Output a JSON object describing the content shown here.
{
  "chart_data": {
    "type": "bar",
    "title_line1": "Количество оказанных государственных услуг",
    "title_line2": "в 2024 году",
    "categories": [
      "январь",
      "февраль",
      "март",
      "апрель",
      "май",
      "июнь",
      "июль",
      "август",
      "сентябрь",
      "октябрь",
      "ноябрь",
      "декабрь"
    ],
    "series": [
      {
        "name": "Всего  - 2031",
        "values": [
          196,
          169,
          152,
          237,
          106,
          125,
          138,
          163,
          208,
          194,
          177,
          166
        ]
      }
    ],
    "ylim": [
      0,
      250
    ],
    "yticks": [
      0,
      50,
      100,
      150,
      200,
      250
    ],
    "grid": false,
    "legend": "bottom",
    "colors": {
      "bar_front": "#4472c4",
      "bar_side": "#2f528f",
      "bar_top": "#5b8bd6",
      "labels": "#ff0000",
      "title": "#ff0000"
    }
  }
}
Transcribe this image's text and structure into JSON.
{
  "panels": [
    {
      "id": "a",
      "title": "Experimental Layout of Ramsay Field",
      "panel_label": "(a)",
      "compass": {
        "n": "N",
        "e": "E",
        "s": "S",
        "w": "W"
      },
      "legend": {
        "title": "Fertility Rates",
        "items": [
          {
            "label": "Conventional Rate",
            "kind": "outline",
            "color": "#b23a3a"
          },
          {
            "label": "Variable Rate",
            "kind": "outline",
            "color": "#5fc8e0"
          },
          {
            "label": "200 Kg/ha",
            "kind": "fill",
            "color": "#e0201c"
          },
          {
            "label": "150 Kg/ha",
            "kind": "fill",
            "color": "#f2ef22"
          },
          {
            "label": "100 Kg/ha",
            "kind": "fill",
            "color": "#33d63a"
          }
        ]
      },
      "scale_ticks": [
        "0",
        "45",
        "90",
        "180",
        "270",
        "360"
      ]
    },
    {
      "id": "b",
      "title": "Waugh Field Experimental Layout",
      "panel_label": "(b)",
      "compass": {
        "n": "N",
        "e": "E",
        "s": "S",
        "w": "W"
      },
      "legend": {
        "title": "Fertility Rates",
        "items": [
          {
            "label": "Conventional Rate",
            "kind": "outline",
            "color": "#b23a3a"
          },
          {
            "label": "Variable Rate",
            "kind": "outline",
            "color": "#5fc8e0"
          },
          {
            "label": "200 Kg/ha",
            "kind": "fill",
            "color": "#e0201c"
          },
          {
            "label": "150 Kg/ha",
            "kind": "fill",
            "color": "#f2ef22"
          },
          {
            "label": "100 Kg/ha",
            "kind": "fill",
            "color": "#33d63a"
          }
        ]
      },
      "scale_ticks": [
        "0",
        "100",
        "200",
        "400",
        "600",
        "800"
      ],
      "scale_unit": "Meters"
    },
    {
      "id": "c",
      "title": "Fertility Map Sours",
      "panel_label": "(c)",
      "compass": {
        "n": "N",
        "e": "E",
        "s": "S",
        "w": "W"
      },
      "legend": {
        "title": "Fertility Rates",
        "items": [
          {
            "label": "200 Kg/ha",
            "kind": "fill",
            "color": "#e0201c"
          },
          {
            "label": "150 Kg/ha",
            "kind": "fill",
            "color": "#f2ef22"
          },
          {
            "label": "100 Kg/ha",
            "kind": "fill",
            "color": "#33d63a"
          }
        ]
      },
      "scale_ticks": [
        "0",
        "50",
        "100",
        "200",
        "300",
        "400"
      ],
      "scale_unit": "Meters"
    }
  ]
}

□ □ □ □

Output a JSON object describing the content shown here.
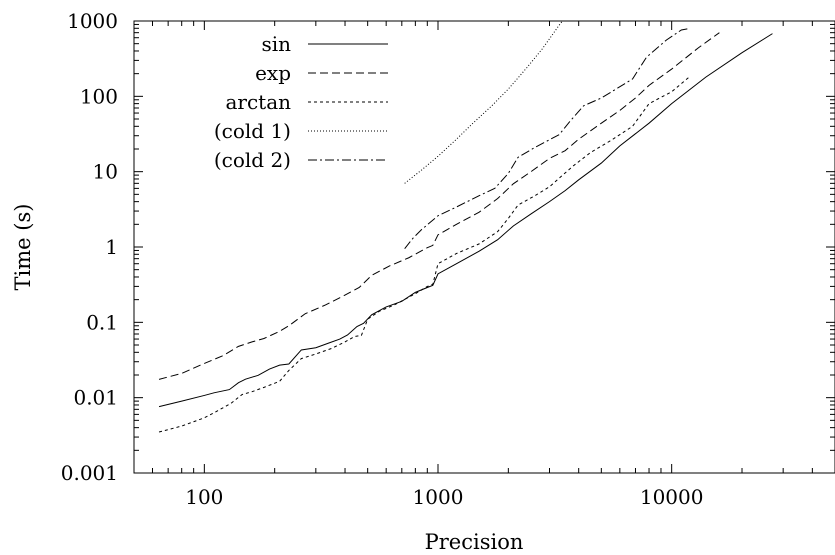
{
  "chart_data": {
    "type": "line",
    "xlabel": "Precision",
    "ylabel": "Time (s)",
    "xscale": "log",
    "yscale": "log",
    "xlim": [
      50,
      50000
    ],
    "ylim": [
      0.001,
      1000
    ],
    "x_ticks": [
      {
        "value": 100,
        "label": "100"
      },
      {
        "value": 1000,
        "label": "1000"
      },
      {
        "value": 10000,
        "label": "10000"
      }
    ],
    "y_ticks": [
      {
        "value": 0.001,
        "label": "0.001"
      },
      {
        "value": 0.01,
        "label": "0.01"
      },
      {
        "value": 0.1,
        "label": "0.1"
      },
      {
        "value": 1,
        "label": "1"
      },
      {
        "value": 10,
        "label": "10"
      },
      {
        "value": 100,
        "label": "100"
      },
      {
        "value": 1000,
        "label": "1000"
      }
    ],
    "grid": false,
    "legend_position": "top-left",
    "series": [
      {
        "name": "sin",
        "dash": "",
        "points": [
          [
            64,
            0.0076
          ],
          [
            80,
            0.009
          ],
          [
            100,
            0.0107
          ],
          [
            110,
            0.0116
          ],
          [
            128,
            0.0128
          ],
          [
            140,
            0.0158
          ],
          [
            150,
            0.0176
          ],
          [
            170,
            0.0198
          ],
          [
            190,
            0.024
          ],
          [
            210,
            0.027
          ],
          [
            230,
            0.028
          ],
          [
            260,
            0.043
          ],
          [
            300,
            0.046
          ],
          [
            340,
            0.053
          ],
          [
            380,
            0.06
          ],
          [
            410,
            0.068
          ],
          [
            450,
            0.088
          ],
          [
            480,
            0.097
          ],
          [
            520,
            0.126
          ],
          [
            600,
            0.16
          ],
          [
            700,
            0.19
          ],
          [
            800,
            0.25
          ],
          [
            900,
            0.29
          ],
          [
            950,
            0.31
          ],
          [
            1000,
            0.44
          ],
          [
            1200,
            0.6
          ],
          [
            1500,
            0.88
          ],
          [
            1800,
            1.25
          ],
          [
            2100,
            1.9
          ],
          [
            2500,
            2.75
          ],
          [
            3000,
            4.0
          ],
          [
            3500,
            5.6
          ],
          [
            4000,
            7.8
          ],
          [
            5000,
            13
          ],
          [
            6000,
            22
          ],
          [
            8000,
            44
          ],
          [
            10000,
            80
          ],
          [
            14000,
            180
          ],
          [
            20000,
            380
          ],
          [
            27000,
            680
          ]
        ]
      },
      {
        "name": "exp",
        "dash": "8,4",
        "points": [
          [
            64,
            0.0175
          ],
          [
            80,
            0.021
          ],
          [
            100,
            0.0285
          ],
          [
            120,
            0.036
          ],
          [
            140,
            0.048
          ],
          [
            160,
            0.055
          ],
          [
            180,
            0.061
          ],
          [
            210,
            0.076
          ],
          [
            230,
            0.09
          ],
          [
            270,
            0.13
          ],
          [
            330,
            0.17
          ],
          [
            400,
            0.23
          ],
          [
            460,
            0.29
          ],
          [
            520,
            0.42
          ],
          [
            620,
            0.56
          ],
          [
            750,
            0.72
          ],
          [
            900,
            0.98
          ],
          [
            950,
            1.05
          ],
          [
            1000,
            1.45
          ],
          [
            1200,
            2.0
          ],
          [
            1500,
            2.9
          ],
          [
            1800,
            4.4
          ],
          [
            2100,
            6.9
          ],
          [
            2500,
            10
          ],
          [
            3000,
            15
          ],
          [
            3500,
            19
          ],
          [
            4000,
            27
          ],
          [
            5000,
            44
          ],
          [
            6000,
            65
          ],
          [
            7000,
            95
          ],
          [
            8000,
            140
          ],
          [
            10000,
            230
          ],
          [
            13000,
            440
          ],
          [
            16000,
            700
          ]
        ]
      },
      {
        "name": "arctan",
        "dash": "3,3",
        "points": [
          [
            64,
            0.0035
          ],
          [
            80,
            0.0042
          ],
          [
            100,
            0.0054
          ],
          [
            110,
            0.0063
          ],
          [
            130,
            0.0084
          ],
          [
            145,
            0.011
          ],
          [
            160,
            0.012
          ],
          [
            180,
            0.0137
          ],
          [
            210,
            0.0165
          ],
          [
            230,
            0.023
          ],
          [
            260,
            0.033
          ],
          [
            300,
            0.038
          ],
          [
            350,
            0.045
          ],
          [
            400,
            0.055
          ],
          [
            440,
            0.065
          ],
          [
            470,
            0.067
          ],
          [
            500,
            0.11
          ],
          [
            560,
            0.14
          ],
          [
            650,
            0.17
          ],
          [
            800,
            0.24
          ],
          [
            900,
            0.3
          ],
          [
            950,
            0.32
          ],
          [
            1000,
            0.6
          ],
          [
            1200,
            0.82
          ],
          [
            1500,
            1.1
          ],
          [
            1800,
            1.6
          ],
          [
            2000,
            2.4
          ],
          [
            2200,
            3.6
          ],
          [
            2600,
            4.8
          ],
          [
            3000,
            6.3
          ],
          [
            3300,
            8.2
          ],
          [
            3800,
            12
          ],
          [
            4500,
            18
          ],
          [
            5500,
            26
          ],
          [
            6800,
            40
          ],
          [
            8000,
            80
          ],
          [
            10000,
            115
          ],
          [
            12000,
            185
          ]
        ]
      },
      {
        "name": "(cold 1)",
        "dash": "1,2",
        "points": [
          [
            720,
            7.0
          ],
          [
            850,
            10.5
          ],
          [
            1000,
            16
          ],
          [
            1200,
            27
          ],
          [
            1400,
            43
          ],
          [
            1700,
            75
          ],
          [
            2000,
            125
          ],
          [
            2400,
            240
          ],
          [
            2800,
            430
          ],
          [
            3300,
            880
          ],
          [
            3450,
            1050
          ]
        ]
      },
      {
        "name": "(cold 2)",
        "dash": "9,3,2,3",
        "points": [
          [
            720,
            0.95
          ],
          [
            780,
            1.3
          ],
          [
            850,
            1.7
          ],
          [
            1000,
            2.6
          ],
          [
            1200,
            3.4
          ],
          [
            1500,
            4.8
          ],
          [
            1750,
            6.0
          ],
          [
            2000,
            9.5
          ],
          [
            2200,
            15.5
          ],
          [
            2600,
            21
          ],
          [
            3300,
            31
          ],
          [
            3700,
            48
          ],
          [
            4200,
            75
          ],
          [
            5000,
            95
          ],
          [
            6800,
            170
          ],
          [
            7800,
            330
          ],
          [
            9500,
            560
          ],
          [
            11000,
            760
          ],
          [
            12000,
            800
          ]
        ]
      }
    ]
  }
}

□ □ □ □

Task objective
List all lines where "name" occurs.

Solution below
        "name": "Всего  - 2031",
        "name": "sin",
        "name": "exp",
        "name": "arctan",
        "name": "(cold 1)",
        "name": "(cold 2)",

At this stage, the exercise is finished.